Given instruction: All lines in which the word "maximum" occurs are to be extracted.

======== Rows

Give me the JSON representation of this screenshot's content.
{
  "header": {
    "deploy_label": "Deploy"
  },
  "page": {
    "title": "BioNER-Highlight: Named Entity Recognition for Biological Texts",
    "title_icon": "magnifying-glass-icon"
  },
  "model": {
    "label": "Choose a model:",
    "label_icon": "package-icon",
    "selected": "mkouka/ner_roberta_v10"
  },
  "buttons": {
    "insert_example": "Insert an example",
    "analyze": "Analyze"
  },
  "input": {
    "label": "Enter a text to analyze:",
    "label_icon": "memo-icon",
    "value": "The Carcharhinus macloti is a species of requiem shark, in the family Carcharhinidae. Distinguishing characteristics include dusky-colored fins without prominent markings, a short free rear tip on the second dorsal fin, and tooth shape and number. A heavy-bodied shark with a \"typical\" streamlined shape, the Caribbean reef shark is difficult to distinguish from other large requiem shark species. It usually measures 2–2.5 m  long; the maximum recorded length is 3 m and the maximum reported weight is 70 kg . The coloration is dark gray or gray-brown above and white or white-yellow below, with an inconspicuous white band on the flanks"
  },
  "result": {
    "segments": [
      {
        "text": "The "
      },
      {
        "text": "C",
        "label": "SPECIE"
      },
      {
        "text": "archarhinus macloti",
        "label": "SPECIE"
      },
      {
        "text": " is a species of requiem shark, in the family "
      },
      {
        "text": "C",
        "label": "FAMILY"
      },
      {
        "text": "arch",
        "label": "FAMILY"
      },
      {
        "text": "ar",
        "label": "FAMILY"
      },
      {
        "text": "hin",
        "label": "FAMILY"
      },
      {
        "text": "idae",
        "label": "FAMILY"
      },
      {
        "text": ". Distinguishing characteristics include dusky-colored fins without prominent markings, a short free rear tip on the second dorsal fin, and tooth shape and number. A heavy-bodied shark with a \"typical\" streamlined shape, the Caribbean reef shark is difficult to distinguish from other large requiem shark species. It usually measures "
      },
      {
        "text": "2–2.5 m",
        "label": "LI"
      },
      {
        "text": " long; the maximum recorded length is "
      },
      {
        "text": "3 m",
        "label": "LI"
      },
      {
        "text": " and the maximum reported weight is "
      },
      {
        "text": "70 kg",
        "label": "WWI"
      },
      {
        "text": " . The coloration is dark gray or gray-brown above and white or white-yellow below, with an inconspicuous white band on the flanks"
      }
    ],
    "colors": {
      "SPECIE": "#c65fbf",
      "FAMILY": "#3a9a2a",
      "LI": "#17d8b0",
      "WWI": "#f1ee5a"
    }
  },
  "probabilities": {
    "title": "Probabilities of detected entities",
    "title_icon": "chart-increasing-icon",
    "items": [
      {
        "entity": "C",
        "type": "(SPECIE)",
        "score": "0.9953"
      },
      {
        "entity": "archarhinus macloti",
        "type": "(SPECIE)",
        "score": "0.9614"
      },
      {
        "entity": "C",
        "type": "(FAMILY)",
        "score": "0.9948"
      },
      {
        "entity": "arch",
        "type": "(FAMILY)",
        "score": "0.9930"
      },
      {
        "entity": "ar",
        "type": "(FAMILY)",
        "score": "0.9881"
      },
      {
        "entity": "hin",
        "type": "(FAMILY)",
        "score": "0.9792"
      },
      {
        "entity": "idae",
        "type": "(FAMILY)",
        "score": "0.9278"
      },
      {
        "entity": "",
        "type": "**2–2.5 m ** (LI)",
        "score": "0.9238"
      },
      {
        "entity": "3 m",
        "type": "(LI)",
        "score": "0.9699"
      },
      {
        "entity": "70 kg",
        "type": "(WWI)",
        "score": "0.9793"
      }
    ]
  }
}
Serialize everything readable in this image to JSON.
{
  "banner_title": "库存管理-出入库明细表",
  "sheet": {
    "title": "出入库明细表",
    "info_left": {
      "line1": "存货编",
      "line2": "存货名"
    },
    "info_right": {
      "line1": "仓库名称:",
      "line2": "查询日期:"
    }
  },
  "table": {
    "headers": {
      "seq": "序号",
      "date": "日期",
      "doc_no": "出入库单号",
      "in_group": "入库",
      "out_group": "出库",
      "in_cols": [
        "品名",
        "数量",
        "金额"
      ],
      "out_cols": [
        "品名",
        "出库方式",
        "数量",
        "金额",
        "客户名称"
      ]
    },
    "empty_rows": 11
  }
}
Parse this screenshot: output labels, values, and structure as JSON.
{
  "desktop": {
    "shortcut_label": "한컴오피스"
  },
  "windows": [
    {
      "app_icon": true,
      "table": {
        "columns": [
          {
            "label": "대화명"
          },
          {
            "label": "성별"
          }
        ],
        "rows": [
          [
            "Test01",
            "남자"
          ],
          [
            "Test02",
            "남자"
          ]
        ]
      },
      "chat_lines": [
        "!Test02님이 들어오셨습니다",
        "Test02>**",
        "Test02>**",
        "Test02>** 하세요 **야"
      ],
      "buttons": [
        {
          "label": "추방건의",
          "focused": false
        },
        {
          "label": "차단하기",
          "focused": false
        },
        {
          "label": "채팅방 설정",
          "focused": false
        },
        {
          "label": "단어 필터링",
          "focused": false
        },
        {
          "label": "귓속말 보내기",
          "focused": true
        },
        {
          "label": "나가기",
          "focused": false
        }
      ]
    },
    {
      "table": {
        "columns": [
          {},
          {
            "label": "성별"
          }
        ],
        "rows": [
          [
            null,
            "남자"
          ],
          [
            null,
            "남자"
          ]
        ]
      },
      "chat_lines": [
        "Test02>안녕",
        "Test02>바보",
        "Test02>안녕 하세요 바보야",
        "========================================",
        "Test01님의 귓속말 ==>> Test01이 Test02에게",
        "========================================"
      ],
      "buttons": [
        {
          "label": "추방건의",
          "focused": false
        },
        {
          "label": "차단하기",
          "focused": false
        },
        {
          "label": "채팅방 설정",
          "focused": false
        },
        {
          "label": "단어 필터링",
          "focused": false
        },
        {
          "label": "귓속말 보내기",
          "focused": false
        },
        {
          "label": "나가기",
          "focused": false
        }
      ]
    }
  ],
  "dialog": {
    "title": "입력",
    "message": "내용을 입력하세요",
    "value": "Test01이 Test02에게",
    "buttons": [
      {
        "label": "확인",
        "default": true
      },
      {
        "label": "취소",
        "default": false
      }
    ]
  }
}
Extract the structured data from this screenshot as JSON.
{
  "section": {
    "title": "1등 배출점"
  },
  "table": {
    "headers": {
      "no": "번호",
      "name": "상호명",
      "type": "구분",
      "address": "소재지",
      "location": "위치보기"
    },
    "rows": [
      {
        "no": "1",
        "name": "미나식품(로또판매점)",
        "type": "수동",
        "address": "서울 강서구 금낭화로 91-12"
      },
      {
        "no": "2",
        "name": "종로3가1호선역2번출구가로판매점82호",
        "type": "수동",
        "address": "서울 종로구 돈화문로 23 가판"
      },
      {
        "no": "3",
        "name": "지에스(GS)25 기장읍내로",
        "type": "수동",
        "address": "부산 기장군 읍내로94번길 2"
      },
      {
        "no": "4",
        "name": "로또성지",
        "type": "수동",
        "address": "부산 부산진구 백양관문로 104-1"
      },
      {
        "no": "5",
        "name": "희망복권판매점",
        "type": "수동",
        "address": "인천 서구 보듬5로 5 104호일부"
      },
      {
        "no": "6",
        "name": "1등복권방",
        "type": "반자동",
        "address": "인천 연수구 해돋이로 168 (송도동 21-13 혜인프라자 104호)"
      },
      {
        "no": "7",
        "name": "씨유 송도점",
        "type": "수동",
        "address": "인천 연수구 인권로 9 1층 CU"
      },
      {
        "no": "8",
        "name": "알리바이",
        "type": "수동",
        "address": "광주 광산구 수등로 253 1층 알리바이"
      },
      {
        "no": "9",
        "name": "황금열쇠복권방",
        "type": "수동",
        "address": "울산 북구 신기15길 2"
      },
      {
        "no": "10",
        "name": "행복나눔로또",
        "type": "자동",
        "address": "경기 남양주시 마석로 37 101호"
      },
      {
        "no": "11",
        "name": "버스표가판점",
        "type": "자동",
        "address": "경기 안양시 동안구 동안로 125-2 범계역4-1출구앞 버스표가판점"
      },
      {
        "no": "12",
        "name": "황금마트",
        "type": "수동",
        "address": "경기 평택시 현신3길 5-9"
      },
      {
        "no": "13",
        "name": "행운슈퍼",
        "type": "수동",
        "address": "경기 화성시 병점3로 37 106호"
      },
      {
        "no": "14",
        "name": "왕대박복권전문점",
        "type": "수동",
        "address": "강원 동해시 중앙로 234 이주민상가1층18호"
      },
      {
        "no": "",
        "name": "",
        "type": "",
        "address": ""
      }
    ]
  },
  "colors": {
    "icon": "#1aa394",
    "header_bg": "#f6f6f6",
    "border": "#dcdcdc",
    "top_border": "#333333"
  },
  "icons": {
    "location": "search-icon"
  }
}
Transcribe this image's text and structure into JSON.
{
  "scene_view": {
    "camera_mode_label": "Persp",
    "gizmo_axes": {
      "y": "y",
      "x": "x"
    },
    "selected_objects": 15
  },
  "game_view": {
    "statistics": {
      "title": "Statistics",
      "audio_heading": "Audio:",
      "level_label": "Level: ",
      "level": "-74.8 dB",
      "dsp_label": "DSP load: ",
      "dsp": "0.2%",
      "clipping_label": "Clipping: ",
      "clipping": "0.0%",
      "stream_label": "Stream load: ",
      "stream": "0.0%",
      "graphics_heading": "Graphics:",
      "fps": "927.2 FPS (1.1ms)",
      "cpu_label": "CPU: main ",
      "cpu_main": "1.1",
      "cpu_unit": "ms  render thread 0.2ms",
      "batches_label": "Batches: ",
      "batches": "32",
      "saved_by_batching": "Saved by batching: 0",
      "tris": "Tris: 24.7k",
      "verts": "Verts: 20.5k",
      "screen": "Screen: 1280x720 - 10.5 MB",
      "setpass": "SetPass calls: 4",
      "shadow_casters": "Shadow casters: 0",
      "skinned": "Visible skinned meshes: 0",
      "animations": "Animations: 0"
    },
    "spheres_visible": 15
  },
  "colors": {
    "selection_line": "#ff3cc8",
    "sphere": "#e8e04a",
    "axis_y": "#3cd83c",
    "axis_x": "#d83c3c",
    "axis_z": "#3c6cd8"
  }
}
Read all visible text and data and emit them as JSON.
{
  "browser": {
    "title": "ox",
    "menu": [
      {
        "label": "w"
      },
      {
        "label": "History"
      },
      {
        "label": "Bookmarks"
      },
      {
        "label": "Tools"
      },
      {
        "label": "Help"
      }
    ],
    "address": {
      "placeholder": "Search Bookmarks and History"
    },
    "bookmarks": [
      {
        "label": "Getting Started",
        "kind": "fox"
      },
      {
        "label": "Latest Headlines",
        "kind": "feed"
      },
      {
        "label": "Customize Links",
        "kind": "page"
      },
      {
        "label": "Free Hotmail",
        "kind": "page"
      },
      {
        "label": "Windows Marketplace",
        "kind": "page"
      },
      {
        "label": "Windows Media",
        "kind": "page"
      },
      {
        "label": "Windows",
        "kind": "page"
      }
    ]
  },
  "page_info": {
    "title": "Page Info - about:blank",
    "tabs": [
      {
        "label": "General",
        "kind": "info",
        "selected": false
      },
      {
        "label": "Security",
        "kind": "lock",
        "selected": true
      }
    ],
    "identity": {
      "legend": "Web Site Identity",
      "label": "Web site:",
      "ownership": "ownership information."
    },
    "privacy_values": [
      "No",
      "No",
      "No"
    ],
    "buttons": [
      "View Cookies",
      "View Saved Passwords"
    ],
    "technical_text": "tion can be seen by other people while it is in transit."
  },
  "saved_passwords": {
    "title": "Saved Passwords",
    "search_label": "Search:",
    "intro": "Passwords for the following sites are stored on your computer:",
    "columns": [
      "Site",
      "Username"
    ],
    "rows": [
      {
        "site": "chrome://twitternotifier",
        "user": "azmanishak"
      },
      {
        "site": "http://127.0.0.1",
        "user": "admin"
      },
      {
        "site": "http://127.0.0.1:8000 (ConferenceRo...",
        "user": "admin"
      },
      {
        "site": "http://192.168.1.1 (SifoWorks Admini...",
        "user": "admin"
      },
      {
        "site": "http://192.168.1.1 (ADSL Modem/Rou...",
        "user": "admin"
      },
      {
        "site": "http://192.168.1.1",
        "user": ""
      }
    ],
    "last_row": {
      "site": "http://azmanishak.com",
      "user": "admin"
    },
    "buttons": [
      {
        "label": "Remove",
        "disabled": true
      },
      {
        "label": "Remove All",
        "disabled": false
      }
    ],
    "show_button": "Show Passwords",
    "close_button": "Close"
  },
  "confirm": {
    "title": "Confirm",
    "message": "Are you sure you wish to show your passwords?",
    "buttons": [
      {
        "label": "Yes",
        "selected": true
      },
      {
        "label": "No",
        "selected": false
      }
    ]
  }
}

================

Result of the exercise:
    "value": "The Carcharhinus macloti is a species of requiem shark, in the family Carcharhinidae. Distinguishing characteristics include dusky-colored fins without prominent markings, a short free rear tip on the second dorsal fin, and tooth shape and number. A heavy-bodied shark with a \"typical\" streamlined shape, the Caribbean reef shark is difficult to distinguish from other large requiem shark species. It usually measures 2–2.5 m  long; the maximum recorded length is 3 m and the maximum reported weight is 70 kg . The coloration is dark gray or gray-brown above and white or white-yellow below, with an inconspicuous white band on the flanks"
        "text": " long; the maximum recorded length is "
        "text": " and the maximum reported weight is "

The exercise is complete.